[Dataset content]
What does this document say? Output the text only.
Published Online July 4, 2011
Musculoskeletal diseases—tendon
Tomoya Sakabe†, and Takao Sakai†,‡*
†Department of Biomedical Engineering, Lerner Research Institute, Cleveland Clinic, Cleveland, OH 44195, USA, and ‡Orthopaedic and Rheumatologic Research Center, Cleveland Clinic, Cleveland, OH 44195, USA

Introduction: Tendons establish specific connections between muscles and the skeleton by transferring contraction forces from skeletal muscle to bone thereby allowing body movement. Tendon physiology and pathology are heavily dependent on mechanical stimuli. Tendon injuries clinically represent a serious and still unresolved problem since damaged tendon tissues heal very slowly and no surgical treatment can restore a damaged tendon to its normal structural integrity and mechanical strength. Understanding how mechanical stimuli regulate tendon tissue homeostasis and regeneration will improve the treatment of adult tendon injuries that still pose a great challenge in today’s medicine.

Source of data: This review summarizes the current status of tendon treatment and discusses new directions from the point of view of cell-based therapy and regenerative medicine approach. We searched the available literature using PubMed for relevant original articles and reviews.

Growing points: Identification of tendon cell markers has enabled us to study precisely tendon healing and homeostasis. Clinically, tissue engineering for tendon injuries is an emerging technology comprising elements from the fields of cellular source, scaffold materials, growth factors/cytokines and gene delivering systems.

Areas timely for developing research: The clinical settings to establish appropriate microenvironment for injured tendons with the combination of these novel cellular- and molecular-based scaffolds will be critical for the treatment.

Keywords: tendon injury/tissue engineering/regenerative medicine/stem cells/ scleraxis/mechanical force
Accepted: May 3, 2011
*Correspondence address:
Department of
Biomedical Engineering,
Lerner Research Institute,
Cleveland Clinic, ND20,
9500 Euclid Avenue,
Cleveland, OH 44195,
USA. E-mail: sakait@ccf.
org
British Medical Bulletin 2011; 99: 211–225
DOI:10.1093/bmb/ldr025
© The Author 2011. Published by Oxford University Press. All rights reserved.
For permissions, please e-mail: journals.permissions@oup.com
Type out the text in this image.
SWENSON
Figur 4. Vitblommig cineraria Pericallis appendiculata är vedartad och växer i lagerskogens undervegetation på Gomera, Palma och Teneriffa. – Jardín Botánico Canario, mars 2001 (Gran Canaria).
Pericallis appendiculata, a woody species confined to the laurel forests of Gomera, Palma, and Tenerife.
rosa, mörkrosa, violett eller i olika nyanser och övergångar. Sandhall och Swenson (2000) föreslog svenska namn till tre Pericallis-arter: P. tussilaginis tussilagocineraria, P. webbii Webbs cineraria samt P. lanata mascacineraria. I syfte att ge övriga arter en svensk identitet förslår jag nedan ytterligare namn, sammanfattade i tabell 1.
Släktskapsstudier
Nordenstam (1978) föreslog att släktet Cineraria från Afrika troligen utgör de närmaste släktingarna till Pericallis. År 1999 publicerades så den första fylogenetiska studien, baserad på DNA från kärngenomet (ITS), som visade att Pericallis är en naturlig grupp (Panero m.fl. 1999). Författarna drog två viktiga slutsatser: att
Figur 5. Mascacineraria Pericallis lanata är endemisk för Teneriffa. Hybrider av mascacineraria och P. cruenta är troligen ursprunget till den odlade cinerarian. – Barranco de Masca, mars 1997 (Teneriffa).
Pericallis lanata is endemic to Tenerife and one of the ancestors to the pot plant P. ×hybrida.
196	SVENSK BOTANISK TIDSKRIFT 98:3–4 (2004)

[What is needed] Starting at the line that contains "Type out the text in this image.", return every line through the last one above, exactly as written.

[Answer space]
Type out the text in this image.
SWENSON
Figur 4. Vitblommig cineraria Pericallis appendiculata är vedartad och växer i lagerskogens undervegetation på Gomera, Palma och Teneriffa. – Jardín Botánico Canario, mars 2001 (Gran Canaria).
Pericallis appendiculata, a woody species confined to the laurel forests of Gomera, Palma, and Tenerife.
rosa, mörkrosa, violett eller i olika nyanser och övergångar. Sandhall och Swenson (2000) föreslog svenska namn till tre Pericallis-arter: P. tussilaginis tussilagocineraria, P. webbii Webbs cineraria samt P. lanata mascacineraria. I syfte att ge övriga arter en svensk identitet förslår jag nedan ytterligare namn, sammanfattade i tabell 1.
Släktskapsstudier
Nordenstam (1978) föreslog att släktet Cineraria från Afrika troligen utgör de närmaste släktingarna till Pericallis. År 1999 publicerades så den första fylogenetiska studien, baserad på DNA från kärngenomet (ITS), som visade att Pericallis är en naturlig grupp (Panero m.fl. 1999). Författarna drog två viktiga slutsatser: att
Figur 5. Mascacineraria Pericallis lanata är endemisk för Teneriffa. Hybrider av mascacineraria och P. cruenta är troligen ursprunget till den odlade cinerarian. – Barranco de Masca, mars 1997 (Teneriffa).
Pericallis lanata is endemic to Tenerife and one of the ancestors to the pot plant P. ×hybrida.
196	SVENSK BOTANISK TIDSKRIFT 98:3–4 (2004)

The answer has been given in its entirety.